- What the task requires -
In the data below, find every line with the string "xlabel" and pull it out.

- Task input -
* begin *

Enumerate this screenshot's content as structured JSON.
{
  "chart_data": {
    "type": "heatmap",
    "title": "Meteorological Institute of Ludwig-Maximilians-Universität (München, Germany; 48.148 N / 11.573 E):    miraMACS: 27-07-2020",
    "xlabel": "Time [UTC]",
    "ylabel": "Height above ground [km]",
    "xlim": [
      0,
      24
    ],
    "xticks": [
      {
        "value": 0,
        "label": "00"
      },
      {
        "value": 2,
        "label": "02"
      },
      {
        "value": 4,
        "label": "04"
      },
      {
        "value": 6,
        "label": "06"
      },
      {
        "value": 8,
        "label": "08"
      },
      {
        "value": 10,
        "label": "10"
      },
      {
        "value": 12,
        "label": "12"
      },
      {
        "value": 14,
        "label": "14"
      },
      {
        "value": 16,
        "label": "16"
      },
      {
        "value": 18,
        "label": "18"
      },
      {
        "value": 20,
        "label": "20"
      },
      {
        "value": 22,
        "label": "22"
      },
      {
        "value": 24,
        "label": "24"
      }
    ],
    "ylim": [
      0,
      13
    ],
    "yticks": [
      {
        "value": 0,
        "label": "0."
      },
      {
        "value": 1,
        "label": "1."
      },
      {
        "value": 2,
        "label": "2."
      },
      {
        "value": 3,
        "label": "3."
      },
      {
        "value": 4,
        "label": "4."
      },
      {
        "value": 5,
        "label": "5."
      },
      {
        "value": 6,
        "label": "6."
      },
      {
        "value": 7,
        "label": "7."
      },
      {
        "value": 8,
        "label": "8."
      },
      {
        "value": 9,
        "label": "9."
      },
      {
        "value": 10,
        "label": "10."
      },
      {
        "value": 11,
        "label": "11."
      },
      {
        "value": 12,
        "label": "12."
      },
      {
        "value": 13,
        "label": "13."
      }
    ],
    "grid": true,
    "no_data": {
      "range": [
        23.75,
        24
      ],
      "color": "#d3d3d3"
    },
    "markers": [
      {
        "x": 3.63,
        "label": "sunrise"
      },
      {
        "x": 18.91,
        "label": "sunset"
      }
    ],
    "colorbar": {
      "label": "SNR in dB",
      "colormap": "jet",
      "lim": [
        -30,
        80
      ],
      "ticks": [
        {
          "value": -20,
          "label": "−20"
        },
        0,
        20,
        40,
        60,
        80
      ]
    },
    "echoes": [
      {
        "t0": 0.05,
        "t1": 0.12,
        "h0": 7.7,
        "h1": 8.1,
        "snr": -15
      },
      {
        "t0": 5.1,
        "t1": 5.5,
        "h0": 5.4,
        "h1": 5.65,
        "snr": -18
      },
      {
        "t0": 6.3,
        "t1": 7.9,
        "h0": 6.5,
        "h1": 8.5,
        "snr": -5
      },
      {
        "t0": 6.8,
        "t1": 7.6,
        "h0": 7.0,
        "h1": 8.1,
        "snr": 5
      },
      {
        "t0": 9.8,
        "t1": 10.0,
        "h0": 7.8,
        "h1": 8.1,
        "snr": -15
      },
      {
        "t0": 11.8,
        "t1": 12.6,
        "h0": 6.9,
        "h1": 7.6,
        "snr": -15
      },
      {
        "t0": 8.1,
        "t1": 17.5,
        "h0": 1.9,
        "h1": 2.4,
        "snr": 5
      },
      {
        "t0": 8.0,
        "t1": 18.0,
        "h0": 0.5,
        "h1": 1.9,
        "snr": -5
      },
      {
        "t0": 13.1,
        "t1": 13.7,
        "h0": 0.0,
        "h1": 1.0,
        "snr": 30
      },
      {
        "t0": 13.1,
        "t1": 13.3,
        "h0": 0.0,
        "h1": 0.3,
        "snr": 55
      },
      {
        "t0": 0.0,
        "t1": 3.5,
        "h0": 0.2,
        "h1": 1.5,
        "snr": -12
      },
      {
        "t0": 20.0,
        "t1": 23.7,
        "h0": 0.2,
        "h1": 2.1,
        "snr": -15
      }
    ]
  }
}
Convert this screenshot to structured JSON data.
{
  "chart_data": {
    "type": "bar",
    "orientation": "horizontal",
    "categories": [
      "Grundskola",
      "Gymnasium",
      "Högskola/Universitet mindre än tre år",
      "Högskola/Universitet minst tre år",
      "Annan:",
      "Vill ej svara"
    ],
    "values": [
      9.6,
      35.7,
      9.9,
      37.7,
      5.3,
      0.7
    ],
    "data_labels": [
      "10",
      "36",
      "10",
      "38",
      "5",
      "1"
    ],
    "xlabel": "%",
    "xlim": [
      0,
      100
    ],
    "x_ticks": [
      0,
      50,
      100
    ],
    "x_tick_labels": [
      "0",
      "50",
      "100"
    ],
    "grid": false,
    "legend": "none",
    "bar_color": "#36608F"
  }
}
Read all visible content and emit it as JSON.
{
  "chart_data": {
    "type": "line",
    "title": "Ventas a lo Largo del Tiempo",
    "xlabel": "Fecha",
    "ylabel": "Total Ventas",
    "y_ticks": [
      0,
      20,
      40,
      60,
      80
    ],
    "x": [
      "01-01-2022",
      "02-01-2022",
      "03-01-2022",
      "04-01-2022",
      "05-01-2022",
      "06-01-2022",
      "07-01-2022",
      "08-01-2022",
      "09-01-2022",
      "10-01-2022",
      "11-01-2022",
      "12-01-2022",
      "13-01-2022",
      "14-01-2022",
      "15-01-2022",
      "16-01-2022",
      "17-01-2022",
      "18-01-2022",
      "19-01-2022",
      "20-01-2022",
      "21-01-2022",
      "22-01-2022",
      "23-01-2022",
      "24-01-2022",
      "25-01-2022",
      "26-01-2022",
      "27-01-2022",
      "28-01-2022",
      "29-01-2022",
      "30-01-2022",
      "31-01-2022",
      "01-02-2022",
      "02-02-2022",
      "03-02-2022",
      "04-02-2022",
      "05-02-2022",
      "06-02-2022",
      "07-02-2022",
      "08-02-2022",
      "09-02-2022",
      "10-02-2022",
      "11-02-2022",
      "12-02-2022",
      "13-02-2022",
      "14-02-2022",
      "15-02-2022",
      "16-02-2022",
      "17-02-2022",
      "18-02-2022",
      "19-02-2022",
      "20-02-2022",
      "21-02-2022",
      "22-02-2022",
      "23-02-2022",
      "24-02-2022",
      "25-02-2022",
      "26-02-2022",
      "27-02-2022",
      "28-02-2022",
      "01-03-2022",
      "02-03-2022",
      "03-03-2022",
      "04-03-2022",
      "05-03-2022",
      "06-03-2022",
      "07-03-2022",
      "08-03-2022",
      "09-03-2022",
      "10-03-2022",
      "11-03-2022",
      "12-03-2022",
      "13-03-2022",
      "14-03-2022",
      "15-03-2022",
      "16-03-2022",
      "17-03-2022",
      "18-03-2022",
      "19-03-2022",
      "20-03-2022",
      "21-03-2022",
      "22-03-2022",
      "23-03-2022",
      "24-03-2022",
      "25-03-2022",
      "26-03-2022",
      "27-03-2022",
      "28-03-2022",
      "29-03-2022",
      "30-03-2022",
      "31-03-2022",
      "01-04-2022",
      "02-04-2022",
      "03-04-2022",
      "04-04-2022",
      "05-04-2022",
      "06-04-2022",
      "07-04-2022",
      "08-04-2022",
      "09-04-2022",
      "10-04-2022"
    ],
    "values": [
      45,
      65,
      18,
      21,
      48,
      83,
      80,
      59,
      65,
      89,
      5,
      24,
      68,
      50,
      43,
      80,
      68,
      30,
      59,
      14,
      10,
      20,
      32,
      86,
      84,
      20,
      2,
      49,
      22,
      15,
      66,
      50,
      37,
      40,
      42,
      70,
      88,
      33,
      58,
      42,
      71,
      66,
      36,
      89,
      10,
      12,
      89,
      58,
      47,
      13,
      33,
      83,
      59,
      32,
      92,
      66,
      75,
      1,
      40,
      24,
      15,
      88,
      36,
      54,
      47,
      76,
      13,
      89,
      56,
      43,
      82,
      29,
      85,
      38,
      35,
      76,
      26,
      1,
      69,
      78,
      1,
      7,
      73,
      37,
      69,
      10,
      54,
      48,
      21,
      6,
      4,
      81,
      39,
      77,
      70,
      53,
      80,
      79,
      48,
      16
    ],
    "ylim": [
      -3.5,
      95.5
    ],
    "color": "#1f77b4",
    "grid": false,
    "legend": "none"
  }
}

* end *

- Full solution -
    "xlabel": "Time [UTC]",
    "xlabel": "%",
    "xlabel": "Fecha",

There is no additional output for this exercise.